##### GIVEN PASSAGE

No doubt the Oz has themselves in mind when they talk about “quality journalism” and there remains many talented journalists in their ranks. Unfortunately their work is skewed by editorial decisions tied to owner Rupert Murdoch’s increasingly unhinged world view. Was Murdoch debasing quality journalism with his tweetstorm last week, based on his observations after returning to Australia last month? Murdoch called the country “ungovernable” thanks to “extreme greenies”, “corrupt violent unions” and “deadly drugs”. The solution to this odious cocktail according to Murdoch? More of the same – another Abbott government.

The Australian is a faithful servant of His Master’s Voice ranting against environmentalism, unionism, drugs and more. It has long defended its position as the sacred arbiter of the news and its opinion pages are clogged with political analysts mostly to the right of Genghis Khan. The newspaper has been particularly dismissive of “pyjama-clad bloggers” and “under-employed academics” who dare venture into its chosen field with alternative views. Twitter, with its easy facility to talk back to power, has long been a target. But would @rupertmurdoch (now 1500 tweets old and counting, with 608,000 followers) appreciate a full page of this weekend’s Inquirer section devoted to exposing the evils of the 140-character communications mechanism?

##########
##### EXCERPTED DATA

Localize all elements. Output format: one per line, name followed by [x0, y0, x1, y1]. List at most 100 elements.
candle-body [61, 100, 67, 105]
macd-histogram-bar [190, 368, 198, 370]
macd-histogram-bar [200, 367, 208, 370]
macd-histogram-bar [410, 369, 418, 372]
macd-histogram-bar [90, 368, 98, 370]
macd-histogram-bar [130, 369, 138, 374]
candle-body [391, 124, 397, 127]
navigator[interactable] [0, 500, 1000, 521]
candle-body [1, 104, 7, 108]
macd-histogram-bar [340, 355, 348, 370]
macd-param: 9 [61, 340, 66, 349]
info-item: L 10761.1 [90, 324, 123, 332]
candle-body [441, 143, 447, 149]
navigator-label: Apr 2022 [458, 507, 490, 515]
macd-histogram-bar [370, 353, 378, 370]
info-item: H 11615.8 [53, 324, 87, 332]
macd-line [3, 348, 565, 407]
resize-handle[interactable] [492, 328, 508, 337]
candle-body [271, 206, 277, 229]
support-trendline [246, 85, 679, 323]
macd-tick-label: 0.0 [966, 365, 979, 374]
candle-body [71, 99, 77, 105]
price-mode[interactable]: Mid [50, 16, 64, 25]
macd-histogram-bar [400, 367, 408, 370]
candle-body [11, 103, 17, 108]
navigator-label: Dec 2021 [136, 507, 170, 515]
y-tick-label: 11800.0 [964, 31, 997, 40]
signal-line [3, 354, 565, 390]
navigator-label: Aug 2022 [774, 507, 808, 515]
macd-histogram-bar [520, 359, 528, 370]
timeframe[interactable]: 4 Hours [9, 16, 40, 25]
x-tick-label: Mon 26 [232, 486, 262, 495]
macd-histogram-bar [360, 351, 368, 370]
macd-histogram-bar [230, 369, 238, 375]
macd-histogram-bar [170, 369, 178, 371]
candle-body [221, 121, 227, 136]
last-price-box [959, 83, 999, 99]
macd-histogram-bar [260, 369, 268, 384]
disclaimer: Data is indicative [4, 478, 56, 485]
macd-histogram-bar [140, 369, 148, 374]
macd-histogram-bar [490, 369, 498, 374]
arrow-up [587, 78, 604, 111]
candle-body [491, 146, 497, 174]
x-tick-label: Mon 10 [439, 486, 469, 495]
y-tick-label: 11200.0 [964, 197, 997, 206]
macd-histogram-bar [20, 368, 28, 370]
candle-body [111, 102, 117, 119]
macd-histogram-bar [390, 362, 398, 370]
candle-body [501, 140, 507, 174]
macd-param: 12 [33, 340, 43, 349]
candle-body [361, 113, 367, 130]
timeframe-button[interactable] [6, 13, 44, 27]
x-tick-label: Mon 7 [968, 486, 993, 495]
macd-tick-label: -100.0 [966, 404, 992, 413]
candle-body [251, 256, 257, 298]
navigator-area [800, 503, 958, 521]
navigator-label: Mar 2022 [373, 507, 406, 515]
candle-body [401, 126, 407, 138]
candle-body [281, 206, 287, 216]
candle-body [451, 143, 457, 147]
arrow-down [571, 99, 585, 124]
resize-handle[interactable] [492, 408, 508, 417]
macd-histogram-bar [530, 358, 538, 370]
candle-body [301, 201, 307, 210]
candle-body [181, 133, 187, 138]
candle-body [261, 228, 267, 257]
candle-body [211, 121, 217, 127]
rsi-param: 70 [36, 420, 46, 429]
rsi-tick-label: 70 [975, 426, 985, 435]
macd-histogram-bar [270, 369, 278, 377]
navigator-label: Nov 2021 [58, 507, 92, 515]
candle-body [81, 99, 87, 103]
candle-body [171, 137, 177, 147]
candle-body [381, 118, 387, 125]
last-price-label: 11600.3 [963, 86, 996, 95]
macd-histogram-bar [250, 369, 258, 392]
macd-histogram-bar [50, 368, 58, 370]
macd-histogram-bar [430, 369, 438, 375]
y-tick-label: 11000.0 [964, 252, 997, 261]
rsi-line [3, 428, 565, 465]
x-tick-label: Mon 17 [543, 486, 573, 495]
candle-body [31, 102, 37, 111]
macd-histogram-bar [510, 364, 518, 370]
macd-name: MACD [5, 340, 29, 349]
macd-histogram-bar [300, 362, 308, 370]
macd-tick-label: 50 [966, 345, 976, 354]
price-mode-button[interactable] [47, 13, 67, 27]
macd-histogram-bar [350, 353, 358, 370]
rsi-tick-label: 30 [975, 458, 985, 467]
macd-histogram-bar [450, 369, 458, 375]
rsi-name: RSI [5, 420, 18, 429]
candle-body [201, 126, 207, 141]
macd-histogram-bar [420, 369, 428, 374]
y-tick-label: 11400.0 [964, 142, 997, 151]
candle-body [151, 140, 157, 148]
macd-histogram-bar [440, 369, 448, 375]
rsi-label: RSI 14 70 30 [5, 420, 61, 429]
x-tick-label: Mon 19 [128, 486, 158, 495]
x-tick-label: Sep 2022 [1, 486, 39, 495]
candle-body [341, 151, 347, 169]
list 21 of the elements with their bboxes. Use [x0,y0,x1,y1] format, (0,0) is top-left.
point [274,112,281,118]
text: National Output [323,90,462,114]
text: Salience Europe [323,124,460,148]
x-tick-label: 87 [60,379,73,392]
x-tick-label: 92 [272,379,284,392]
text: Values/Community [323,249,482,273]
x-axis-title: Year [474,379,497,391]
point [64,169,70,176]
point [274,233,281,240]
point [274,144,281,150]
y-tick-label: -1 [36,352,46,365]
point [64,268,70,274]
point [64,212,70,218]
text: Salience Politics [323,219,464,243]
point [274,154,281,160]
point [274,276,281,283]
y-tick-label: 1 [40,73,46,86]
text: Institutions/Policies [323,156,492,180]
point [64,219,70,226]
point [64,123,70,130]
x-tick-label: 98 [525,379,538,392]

##########

TASK SET:
1. Please quote the passage about The Australian word for word, beginning at the words "No doubt the" and stopping after "another Abbott government.".
2. According to the passage about The Australian, how many followers does @rupertmurdoch have?
3. Do these statements agree with the passage about The Australian? Answer yes or no for each and quote the deciding words.
(a) Murdoch described Australia as "ungovernable."
(b) Murdoch's proposed solution was a new Labor government.
(c) Twitter has long been a target of the newspaper.

RESPONSES BY TASK:
1.
No doubt the Oz has themselves in mind when they talk about “quality journalism” and there remains many talented journalists in their ranks. Unfortunately their work is skewed by editorial decisions tied to owner Rupert Murdoch’s increasingly unhinged world view. Was Murdoch debasing quality journalism with his tweetstorm last week, based on his observations after returning to Australia last month? Murdoch called the country “ungovernable” thanks to “extreme greenies”, “corrupt violent unions” and “deadly drugs”. The solution to this odious cocktail according to Murdoch? More of the same – another Abbott government.

2. 608,000 followers.

3.
(a) Yes: "Murdoch called the country “ungovernable”"
(b) No: "More of the same – another Abbott government."
(c) Yes: "Twitter, with its easy facility to talk back to power, has long been a target."